Reproduce the listing below exactly. Pictures do not belong in the copy.

■ The data
<<<<

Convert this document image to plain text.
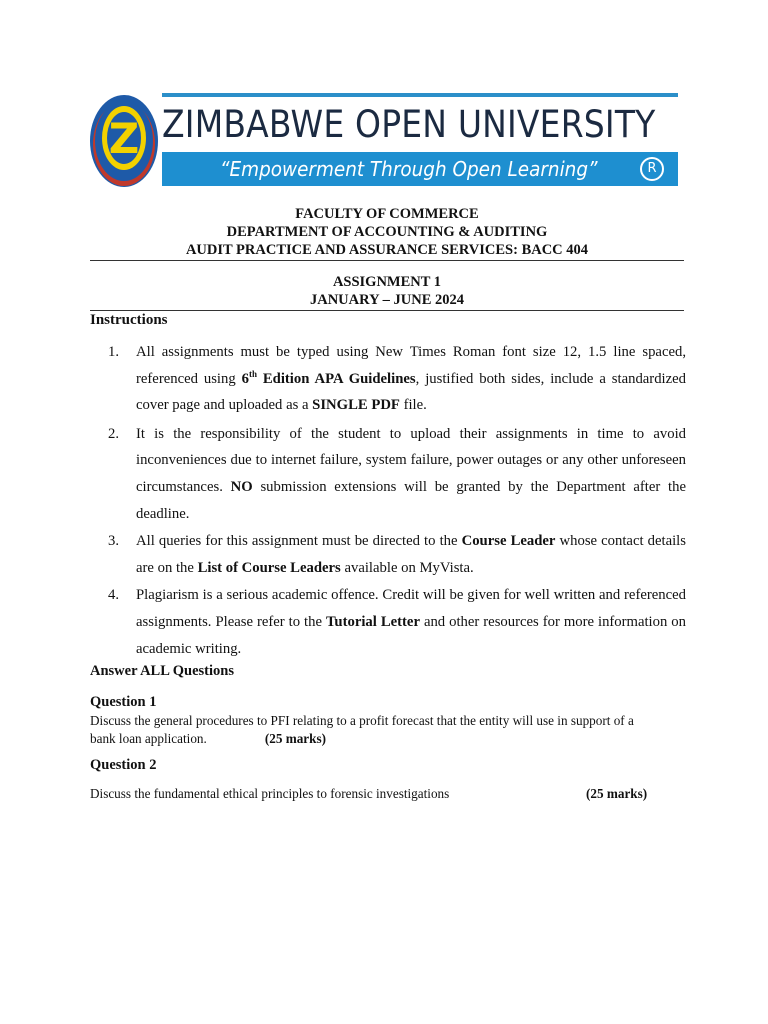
Z ZIMBABWE OPEN UNIVERSITY
“Empowerment Through Open Learning”	R
FACULTY OF COMMERCE
DEPARTMENT OF ACCOUNTING & AUDITING
AUDIT PRACTICE AND ASSURANCE SERVICES: BACC 404
ASSIGNMENT 1
JANUARY – JUNE 2024
Instructions
1. All assignments must be typed using New Times Roman font size 12, 1.5 line spaced, referenced using 6th Edition APA Guidelines, justified both sides, include a standardized cover page and uploaded as a SINGLE PDF file.
2. It is the responsibility of the student to upload their assignments in time to avoid inconveniences due to internet failure, system failure, power outages or any other unforeseen circumstances. NO submission extensions will be granted by the Department after the deadline.
3. All queries for this assignment must be directed to the Course Leader whose contact details are on the List of Course Leaders available on MyVista.
4. Plagiarism is a serious academic offence. Credit will be given for well written and referenced assignments. Please refer to the Tutorial Letter and other resources for more information on academic writing.
Answer ALL Questions
Question 1
Discuss the general procedures to PFI relating to a profit forecast that the entity will use in support of a
bank loan application.	(25 marks)
Question 2
Discuss the fundamental ethical principles to forensic investigations	(25 marks)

>>>>

■ Output below
Convert this document image to plain text.
Z ZIMBABWE OPEN UNIVERSITY
“Empowerment Through Open Learning”	R
FACULTY OF COMMERCE
DEPARTMENT OF ACCOUNTING & AUDITING
AUDIT PRACTICE AND ASSURANCE SERVICES: BACC 404
ASSIGNMENT 1
JANUARY – JUNE 2024
Instructions
1. All assignments must be typed using New Times Roman font size 12, 1.5 line spaced, referenced using 6th Edition APA Guidelines, justified both sides, include a standardized cover page and uploaded as a SINGLE PDF file.
2. It is the responsibility of the student to upload their assignments in time to avoid inconveniences due to internet failure, system failure, power outages or any other unforeseen circumstances. NO submission extensions will be granted by the Department after the deadline.
3. All queries for this assignment must be directed to the Course Leader whose contact details are on the List of Course Leaders available on MyVista.
4. Plagiarism is a serious academic offence. Credit will be given for well written and referenced assignments. Please refer to the Tutorial Letter and other resources for more information on academic writing.
Answer ALL Questions
Question 1
Discuss the general procedures to PFI relating to a profit forecast that the entity will use in support of a
bank loan application.	(25 marks)
Question 2
Discuss the fundamental ethical principles to forensic investigations	(25 marks)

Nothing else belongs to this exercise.